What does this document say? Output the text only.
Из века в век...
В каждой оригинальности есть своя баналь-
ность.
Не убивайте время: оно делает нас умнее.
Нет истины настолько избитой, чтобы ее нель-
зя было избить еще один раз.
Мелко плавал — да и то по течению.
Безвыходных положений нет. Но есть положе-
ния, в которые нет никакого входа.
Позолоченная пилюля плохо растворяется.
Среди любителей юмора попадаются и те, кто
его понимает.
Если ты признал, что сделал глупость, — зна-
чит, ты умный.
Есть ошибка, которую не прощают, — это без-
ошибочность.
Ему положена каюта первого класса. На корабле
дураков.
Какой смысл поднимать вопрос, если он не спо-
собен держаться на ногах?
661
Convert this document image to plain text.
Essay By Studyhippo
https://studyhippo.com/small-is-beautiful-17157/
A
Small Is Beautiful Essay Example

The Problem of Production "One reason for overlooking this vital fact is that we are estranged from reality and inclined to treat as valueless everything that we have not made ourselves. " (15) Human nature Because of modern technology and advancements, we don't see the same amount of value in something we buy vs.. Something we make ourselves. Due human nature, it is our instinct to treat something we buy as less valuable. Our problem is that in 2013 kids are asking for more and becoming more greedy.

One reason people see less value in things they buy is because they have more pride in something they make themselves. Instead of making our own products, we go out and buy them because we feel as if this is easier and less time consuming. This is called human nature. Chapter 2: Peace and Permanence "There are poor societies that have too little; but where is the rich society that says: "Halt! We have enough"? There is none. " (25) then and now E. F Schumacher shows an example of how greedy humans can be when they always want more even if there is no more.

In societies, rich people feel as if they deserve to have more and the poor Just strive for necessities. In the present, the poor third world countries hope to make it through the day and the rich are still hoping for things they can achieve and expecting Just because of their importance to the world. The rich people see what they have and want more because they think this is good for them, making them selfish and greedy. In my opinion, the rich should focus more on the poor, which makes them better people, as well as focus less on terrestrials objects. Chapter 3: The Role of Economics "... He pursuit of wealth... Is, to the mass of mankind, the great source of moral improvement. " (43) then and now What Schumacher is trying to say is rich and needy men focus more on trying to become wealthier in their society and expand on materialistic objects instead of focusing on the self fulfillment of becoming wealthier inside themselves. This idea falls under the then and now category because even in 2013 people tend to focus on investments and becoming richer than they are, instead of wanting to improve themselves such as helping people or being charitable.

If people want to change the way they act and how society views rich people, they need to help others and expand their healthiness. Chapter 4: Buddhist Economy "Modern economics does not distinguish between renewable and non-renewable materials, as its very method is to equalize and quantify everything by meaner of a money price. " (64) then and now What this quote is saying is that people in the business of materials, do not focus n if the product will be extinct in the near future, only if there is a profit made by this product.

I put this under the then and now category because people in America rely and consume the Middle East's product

=== Exercise brief ===
Reproduce the listing above verbatim, from first line to last.

=== Answer in full ===
What does this document say? Output the text only.
Из века в век...
В каждой оригинальности есть своя баналь-
ность.
Не убивайте время: оно делает нас умнее.
Нет истины настолько избитой, чтобы ее нель-
зя было избить еще один раз.
Мелко плавал — да и то по течению.
Безвыходных положений нет. Но есть положе-
ния, в которые нет никакого входа.
Позолоченная пилюля плохо растворяется.
Среди любителей юмора попадаются и те, кто
его понимает.
Если ты признал, что сделал глупость, — зна-
чит, ты умный.
Есть ошибка, которую не прощают, — это без-
ошибочность.
Ему положена каюта первого класса. На корабле
дураков.
Какой смысл поднимать вопрос, если он не спо-
собен держаться на ногах?
661
Convert this document image to plain text.
Essay By Studyhippo
https://studyhippo.com/small-is-beautiful-17157/
A
Small Is Beautiful Essay Example

The Problem of Production "One reason for overlooking this vital fact is that we are estranged from reality and inclined to treat as valueless everything that we have not made ourselves. " (15) Human nature Because of modern technology and advancements, we don't see the same amount of value in something we buy vs.. Something we make ourselves. Due human nature, it is our instinct to treat something we buy as less valuable. Our problem is that in 2013 kids are asking for more and becoming more greedy.

One reason people see less value in things they buy is because they have more pride in something they make themselves. Instead of making our own products, we go out and buy them because we feel as if this is easier and less time consuming. This is called human nature. Chapter 2: Peace and Permanence "There are poor societies that have too little; but where is the rich society that says: "Halt! We have enough"? There is none. " (25) then and now E. F Schumacher shows an example of how greedy humans can be when they always want more even if there is no more.

In societies, rich people feel as if they deserve to have more and the poor Just strive for necessities. In the present, the poor third world countries hope to make it through the day and the rich are still hoping for things they can achieve and expecting Just because of their importance to the world. The rich people see what they have and want more because they think this is good for them, making them selfish and greedy. In my opinion, the rich should focus more on the poor, which makes them better people, as well as focus less on terrestrials objects. Chapter 3: The Role of Economics "... He pursuit of wealth... Is, to the mass of mankind, the great source of moral improvement. " (43) then and now What Schumacher is trying to say is rich and needy men focus more on trying to become wealthier in their society and expand on materialistic objects instead of focusing on the self fulfillment of becoming wealthier inside themselves. This idea falls under the then and now category because even in 2013 people tend to focus on investments and becoming richer than they are, instead of wanting to improve themselves such as helping people or being charitable.

If people want to change the way they act and how society views rich people, they need to help others and expand their healthiness. Chapter 4: Buddhist Economy "Modern economics does not distinguish between renewable and non-renewable materials, as its very method is to equalize and quantify everything by meaner of a money price. " (64) then and now What this quote is saying is that people in the business of materials, do not focus n if the product will be extinct in the near future, only if there is a profit made by this product.

I put this under the then and now category because people in America rely and consume the Middle East's product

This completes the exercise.